┌─ QUOTED PASSAGE

Companies worldwide, large and small, are scenario-planning around the potential impacts of rising tariffs. While tariffs can raise the prices companies pay for select imported materials and components, as well as the prices consumers pay for imported finished goods, they can also help domestic companies by putting foreign-based competitors at a price disadvantage. This article will lay out the basic concepts behind tariffs and take a close look at the implications of today’s tariff environment for businesses involved in international trade.
What Are Tariffs?
Tariffs are border taxes imposed by governments on goods imported from other nations. They can affect businesses from two directions.
- Imports: When importing raw materials, components, or wholesale goods, US companies, for example, pay tariffs to US Customs and Border Protection (CBP), leading to higher business costs. The Tax Foundation estimates that US import tariffs implemented or under discussion in 2025 could drive the average American tariff rate from 2.5% to 8.4%, the highest since 1946. These estimates are constantly evolving, as ongoing negotiations affect current tariff rates.

└─
┌─ DATA RECORDS

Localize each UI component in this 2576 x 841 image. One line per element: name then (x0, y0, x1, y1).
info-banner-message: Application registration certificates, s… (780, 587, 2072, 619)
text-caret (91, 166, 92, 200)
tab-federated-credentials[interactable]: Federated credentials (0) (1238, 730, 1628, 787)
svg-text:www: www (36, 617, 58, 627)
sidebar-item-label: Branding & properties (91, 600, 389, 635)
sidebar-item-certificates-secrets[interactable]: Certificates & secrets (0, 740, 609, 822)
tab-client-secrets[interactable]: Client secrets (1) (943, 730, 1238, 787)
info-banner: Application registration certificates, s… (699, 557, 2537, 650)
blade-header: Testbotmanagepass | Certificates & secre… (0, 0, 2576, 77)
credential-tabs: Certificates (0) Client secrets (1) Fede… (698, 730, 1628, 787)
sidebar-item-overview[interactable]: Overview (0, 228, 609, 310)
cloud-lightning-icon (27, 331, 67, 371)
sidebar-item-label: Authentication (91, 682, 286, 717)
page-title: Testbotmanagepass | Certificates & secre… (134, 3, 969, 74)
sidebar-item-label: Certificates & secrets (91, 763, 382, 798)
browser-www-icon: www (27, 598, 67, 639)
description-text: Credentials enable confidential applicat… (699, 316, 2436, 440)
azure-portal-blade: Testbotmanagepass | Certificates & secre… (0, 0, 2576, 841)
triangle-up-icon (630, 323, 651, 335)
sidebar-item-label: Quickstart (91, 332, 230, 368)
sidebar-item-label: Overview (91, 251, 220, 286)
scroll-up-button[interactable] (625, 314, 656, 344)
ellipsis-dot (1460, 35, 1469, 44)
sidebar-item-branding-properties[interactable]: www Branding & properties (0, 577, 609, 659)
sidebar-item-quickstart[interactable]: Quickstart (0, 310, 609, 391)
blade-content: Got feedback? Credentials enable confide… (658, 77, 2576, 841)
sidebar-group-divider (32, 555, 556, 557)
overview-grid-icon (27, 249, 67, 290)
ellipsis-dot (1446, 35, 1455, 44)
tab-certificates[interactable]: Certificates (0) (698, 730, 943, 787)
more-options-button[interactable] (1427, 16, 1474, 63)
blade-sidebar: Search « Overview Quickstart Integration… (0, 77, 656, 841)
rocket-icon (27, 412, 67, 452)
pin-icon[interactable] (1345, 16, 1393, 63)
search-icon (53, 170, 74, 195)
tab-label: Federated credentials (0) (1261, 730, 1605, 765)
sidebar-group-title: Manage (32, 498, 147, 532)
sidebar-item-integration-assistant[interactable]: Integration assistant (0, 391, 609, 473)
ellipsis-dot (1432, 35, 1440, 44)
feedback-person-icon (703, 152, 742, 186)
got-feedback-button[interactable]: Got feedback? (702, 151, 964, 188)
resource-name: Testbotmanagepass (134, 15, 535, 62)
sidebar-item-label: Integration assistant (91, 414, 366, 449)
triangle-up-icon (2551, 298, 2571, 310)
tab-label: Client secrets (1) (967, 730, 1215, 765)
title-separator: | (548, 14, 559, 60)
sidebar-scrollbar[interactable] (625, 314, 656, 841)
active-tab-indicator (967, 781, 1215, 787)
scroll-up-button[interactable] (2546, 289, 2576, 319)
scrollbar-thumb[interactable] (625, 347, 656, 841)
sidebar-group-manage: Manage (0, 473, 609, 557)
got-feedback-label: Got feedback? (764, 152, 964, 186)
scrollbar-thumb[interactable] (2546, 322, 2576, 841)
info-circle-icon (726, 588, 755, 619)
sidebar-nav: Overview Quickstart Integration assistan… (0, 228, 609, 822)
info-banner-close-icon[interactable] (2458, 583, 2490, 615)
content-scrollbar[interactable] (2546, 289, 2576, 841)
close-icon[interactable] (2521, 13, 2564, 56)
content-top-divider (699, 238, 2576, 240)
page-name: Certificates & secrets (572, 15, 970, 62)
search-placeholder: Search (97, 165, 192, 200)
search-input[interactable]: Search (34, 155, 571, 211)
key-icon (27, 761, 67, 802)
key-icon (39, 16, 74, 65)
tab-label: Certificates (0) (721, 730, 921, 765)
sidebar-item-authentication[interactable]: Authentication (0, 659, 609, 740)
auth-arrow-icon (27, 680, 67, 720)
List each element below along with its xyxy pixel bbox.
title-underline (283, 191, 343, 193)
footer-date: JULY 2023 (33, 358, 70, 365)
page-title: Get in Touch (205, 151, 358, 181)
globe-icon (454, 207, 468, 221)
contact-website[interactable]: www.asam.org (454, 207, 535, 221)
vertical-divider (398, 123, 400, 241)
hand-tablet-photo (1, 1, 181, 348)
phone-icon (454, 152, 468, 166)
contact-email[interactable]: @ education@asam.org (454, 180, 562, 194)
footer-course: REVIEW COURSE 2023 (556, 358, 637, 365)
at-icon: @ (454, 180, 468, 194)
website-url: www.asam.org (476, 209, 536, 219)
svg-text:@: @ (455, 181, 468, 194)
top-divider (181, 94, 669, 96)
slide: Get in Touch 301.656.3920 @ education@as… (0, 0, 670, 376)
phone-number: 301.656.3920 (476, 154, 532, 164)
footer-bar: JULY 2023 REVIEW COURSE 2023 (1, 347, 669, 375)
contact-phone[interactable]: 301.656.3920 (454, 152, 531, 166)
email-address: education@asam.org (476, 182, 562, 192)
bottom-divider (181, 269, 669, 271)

└─

▸ WHAT THIS EXERCISE ASKS:
1. Copy the rows from the first line up to and including the line with "page-title: Testbotmanagepass |", substituting "nav-item-label" for "sidebar-item-label" and leaving everything else unchanged.
2. Pick up the article on tariffs after its last sentence and continue it.

▸ RESULTS BY TASK:
1.
Localize each UI component in this 2576 x 841 image. One line per element: name then (x0, y0, x1, y1).
info-banner-message: Application registration certificates, s… (780, 587, 2072, 619)
text-caret (91, 166, 92, 200)
tab-federated-credentials[interactable]: Federated credentials (0) (1238, 730, 1628, 787)
svg-text:www: www (36, 617, 58, 627)
nav-item-label: Branding & properties (91, 600, 389, 635)
sidebar-item-certificates-secrets[interactable]: Certificates & secrets (0, 740, 609, 822)
tab-client-secrets[interactable]: Client secrets (1) (943, 730, 1238, 787)
info-banner: Application registration certificates, s… (699, 557, 2537, 650)
blade-header: Testbotmanagepass | Certificates & secre… (0, 0, 2576, 77)
credential-tabs: Certificates (0) Client secrets (1) Fede… (698, 730, 1628, 787)
sidebar-item-overview[interactable]: Overview (0, 228, 609, 310)
cloud-lightning-icon (27, 331, 67, 371)
nav-item-label: Authentication (91, 682, 286, 717)
page-title: Testbotmanagepass | Certificates & secre… (134, 3, 969, 74)

2.
- Exports: The second direction is when US companies export their products, foreign governments may impose retaliatory tariffs, making American goods more expensive—and less competitive—in those overseas markets. Academics say that during trade disputes in 2018, foreign trading partners imposed retaliatory tariffs affecting an estimated $121 billion of American exports.
Governments typically impose tariffs to protect domestic companies and industries, especially ones vital to the national interest, from foreign competition. They’re sometimes levied to punish another country for “unfair” trade practices—that is, when the foreign government subsidizes producers in that country so that they can sell their goods in overseas markets below the manufacturing cost or below the price they sell their goods for domestically. Countries also use tariffs to raise incremental revenue and to apply pressure on other countries during trade negotiations.
Businesses everywhere are finding it difficult to analyze the situation and develop contingency plans, especially because of uncertainty over whether announced or in-effect tariffs are permanent or merely temporary negotiating tactics.
Key Takeaways
- Rising tariffs are increasing costs and supply chain complexity for businesses involved in international trade.
- On top of that, businesses must manage volatility and uncertainty surrounding global tariff policies.
- Companies can mitigate tariff impacts through strategic planning, smart pricing, supply chain optimization, and market diversification.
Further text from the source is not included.